● Directions
Filter this material down to the lines that hold "grid", copying each one.

● Material for this exercise
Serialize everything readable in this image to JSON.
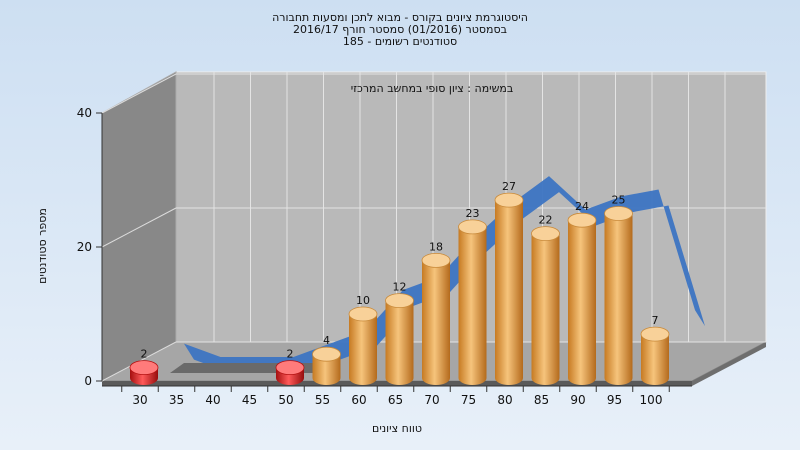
{
  "chart_data": {
    "type": "bar",
    "title_lines": [
      "היסטוגרמת ציונים בקורס - מבוא לתכן ומסעות תחבורה",
      "בסמסטר (01/2016) סמסטר חורף 2016/17",
      "185 - סטודנטים רשומים"
    ],
    "subtitle": "במשימה : ציון סופי במחשב המרכזי",
    "xlabel": "טווח ציונים",
    "ylabel": "מספר סטודנטים",
    "x_ticks": [
      "30",
      "35",
      "40",
      "45",
      "50",
      "55",
      "60",
      "65",
      "70",
      "75",
      "80",
      "85",
      "90",
      "95",
      "100"
    ],
    "y_ticks": [
      "0",
      "20",
      "40"
    ],
    "ylim": [
      0,
      40
    ],
    "categories": [
      "30",
      "35",
      "40",
      "45",
      "50",
      "55",
      "60",
      "65",
      "70",
      "75",
      "80",
      "85",
      "90",
      "95",
      "100"
    ],
    "values": [
      2,
      0,
      0,
      0,
      2,
      4,
      10,
      12,
      18,
      23,
      27,
      22,
      24,
      25,
      7
    ],
    "value_labels": [
      "2",
      "",
      "",
      "",
      "2",
      "4",
      "10",
      "12",
      "18",
      "23",
      "27",
      "22",
      "24",
      "25",
      "7"
    ],
    "bar_colors": [
      "#d51a1a",
      "#d51a1a",
      "#d51a1a",
      "#d51a1a",
      "#d51a1a",
      "#e29a3c",
      "#e29a3c",
      "#e29a3c",
      "#e29a3c",
      "#e29a3c",
      "#e29a3c",
      "#e29a3c",
      "#e29a3c",
      "#e29a3c",
      "#e29a3c"
    ],
    "ribbon_color": "#3c74c2",
    "grid": true
  }
}
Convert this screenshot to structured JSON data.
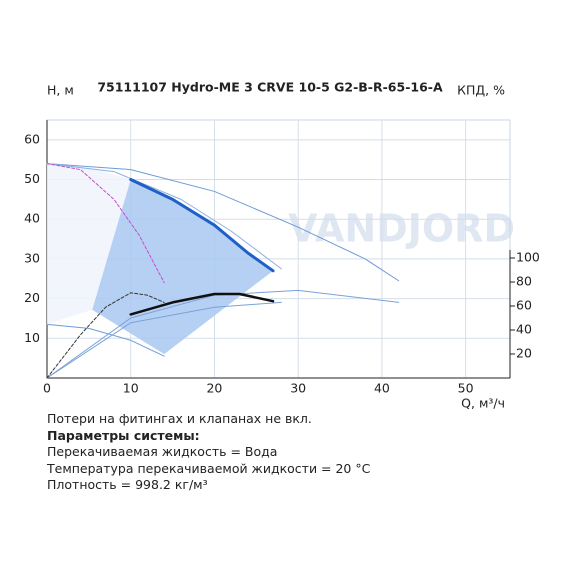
{
  "chart_data": {
    "type": "line",
    "title": "75111107 Hydro-ME 3 CRVE 10-5 G2-B-R-65-16-A",
    "ylabel": "H, м",
    "y2label": "КПД, %",
    "xlabel": "Q, м³/ч",
    "watermark": "VANDJORD",
    "xlim": [
      0,
      55.3
    ],
    "ylim": [
      0,
      65
    ],
    "y2lim": [
      0,
      215
    ],
    "xticks": [
      0,
      10,
      20,
      30,
      40,
      50
    ],
    "yticks": [
      10,
      20,
      30,
      40,
      50,
      60
    ],
    "y2ticks": [
      20,
      40,
      60,
      80,
      100
    ],
    "grid": true,
    "series": [
      {
        "style": "area",
        "color": "#f0f4fb",
        "x": [
          0,
          5,
          10,
          5.4,
          0
        ],
        "values": [
          54,
          53,
          50,
          17.2,
          13.5
        ]
      },
      {
        "style": "area",
        "color": "#a9c8f2",
        "x": [
          10,
          15,
          20,
          24,
          27,
          14,
          5.4
        ],
        "values": [
          50,
          45,
          38.5,
          31.5,
          27,
          6,
          17.2
        ]
      },
      {
        "style": "line",
        "color": "#6e9bd8",
        "width": 1,
        "x": [
          0,
          10,
          20,
          30,
          38,
          42
        ],
        "values": [
          54,
          52.5,
          47,
          38,
          30,
          24.5
        ]
      },
      {
        "style": "line",
        "color": "#8ab0e0",
        "width": 1,
        "x": [
          0,
          8,
          16,
          22,
          28
        ],
        "values": [
          54,
          52,
          45,
          37,
          27.5
        ]
      },
      {
        "style": "line",
        "color": "#6e9bd8",
        "width": 1,
        "x": [
          0,
          5,
          10,
          14
        ],
        "values": [
          13.5,
          12.5,
          9.5,
          5.5
        ]
      },
      {
        "style": "line",
        "color": "#c050c8",
        "width": 1,
        "dash": "3,2",
        "x": [
          0,
          4,
          8,
          11,
          14
        ],
        "values": [
          54,
          52.5,
          45,
          36,
          24
        ]
      },
      {
        "style": "line",
        "color": "#1f5fc8",
        "width": 3,
        "x": [
          10,
          15,
          20,
          24,
          27
        ],
        "values": [
          50,
          45,
          38.5,
          31.5,
          27
        ]
      },
      {
        "style": "line",
        "color": "#7aa2d8",
        "width": 1,
        "axis": "y2",
        "x": [
          0,
          10,
          20,
          30,
          42
        ],
        "values": [
          0,
          50,
          69,
          73,
          63
        ]
      },
      {
        "style": "line",
        "color": "#7aa2d8",
        "width": 1,
        "axis": "y2",
        "x": [
          0,
          10,
          20,
          28
        ],
        "values": [
          0,
          46,
          59,
          63
        ]
      },
      {
        "style": "line",
        "color": "#333333",
        "width": 1,
        "dash": "3,2",
        "axis": "y2",
        "x": [
          0,
          4,
          7,
          10,
          12,
          14
        ],
        "values": [
          0,
          36,
          59,
          71,
          69,
          63
        ]
      },
      {
        "style": "line",
        "color": "#111111",
        "width": 2.5,
        "axis": "y2",
        "x": [
          10,
          15,
          20,
          23,
          27
        ],
        "values": [
          53,
          63,
          70,
          70,
          64
        ]
      }
    ]
  },
  "notes": [
    "Потери на фитингах и клапанах не вкл.",
    "Параметры системы:",
    "Перекачиваемая жидкость = Вода",
    "Температура перекачиваемой жидкости = 20 °C",
    "Плотность = 998.2 кг/м³"
  ]
}
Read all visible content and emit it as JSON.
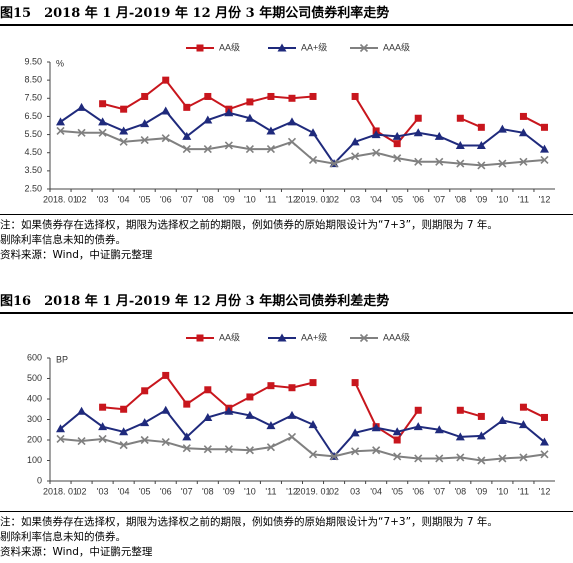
{
  "chart_data": [
    {
      "type": "line",
      "title": "图15　2018 年 1 月-2019 年 12 月份 3 年期公司债券利率走势",
      "unit": "%",
      "categories": [
        "2018. 01",
        "02",
        "'03",
        "'04",
        "'05",
        "'06",
        "'07",
        "'08",
        "'09",
        "'10",
        "'11",
        "'12",
        "2019. 01",
        "02",
        "03",
        "'04",
        "'05",
        "'06",
        "'07",
        "'08",
        "'09",
        "'10",
        "'11",
        "'12"
      ],
      "series": [
        {
          "name": "AA级",
          "color": "#c8161d",
          "marker": "square",
          "values": [
            null,
            null,
            7.2,
            6.9,
            7.6,
            8.5,
            7.0,
            7.6,
            6.9,
            7.3,
            7.6,
            7.5,
            7.6,
            null,
            7.6,
            5.7,
            5.0,
            6.4,
            null,
            6.4,
            5.9,
            null,
            6.5,
            5.9
          ]
        },
        {
          "name": "AA+级",
          "color": "#1f2a7c",
          "marker": "triangle",
          "values": [
            6.2,
            7.0,
            6.2,
            5.7,
            6.1,
            6.8,
            5.4,
            6.3,
            6.7,
            6.4,
            5.7,
            6.2,
            5.6,
            3.9,
            5.1,
            5.5,
            5.4,
            5.6,
            5.4,
            4.9,
            4.9,
            5.8,
            5.6,
            4.7
          ]
        },
        {
          "name": "AAA级",
          "color": "#808080",
          "marker": "x",
          "values": [
            5.7,
            5.6,
            5.6,
            5.1,
            5.2,
            5.3,
            4.7,
            4.7,
            4.9,
            4.7,
            4.7,
            5.1,
            4.1,
            3.9,
            4.3,
            4.5,
            4.2,
            4.0,
            4.0,
            3.9,
            3.8,
            3.9,
            4.0,
            4.1
          ]
        }
      ],
      "ylim": [
        2.5,
        9.5
      ],
      "yticks": [
        {
          "value": 2.5,
          "label": "2.50"
        },
        {
          "value": 3.5,
          "label": "3.50"
        },
        {
          "value": 4.5,
          "label": "4.50"
        },
        {
          "value": 5.5,
          "label": "5.50"
        },
        {
          "value": 6.5,
          "label": "6.50"
        },
        {
          "value": 7.5,
          "label": "7.50"
        },
        {
          "value": 8.5,
          "label": "8.50"
        },
        {
          "value": 9.5,
          "label": "9.50"
        }
      ],
      "grid": false,
      "legend": "top",
      "note": [
        "注：如果债券存在选择权，期限为选择权之前的期限，例如债券的原始期限设计为“7+3”，则期限为 7 年。",
        "剔除利率信息未知的债券。"
      ],
      "source": "资料来源：Wind，中证鹏元整理"
    },
    {
      "type": "line",
      "title": "图16　2018 年 1 月-2019 年 12 月份 3 年期公司债券利差走势",
      "unit": "BP",
      "categories": [
        "2018. 01",
        "02",
        "'03",
        "'04",
        "'05",
        "'06",
        "'07",
        "'08",
        "'09",
        "'10",
        "'11",
        "'12",
        "2019. 01",
        "02",
        "03",
        "'04",
        "'05",
        "'06",
        "'07",
        "'08",
        "'09",
        "'10",
        "'11",
        "'12"
      ],
      "series": [
        {
          "name": "AA级",
          "color": "#c8161d",
          "marker": "square",
          "values": [
            null,
            null,
            360,
            350,
            440,
            515,
            375,
            445,
            355,
            410,
            465,
            455,
            480,
            null,
            480,
            265,
            200,
            345,
            null,
            345,
            315,
            null,
            360,
            310
          ]
        },
        {
          "name": "AA+级",
          "color": "#1f2a7c",
          "marker": "triangle",
          "values": [
            255,
            340,
            265,
            240,
            285,
            345,
            215,
            310,
            340,
            320,
            270,
            320,
            275,
            120,
            235,
            260,
            240,
            265,
            250,
            215,
            220,
            295,
            275,
            190
          ]
        },
        {
          "name": "AAA级",
          "color": "#808080",
          "marker": "x",
          "values": [
            205,
            195,
            205,
            175,
            200,
            190,
            160,
            155,
            155,
            150,
            165,
            215,
            130,
            120,
            145,
            150,
            120,
            110,
            110,
            115,
            100,
            110,
            115,
            130
          ]
        }
      ],
      "ylim": [
        0,
        600
      ],
      "yticks": [
        0,
        100,
        200,
        300,
        400,
        500,
        600
      ],
      "grid": false,
      "legend": "top",
      "note": [
        "注：如果债券存在选择权，期限为选择权之前的期限，例如债券的原始期限设计为“7+3”，则期限为 7 年。",
        "剔除利率信息未知的债券。"
      ],
      "source": "资料来源：Wind，中证鹏元整理"
    }
  ]
}
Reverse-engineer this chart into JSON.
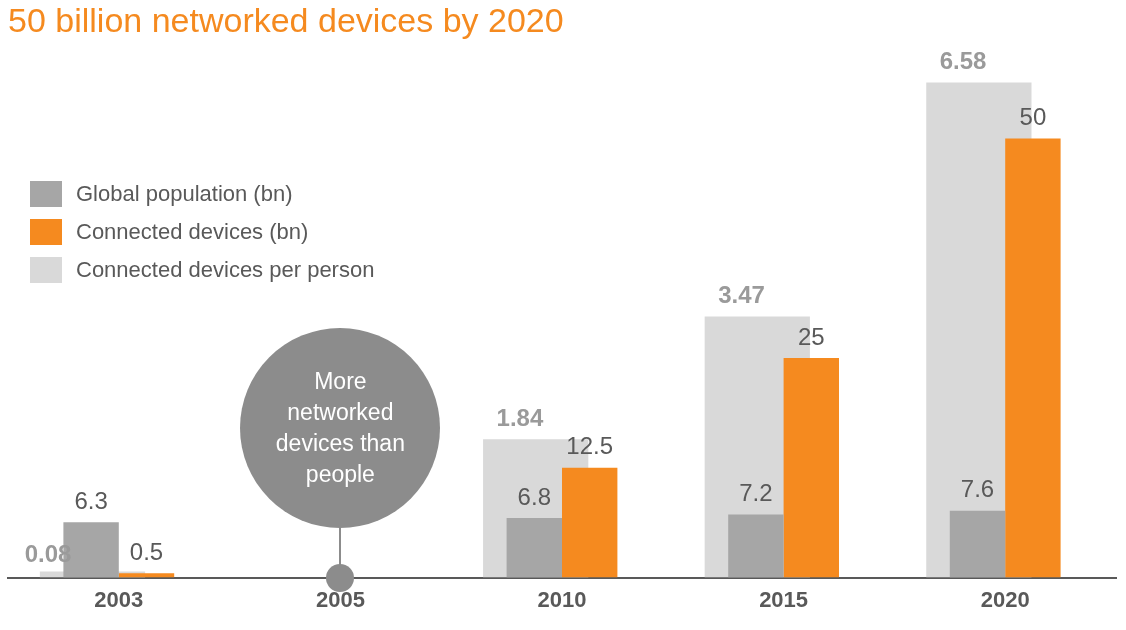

● Answer to the task
    "grid": true
    "grid": true,
      "grid": false,
      "grid": false,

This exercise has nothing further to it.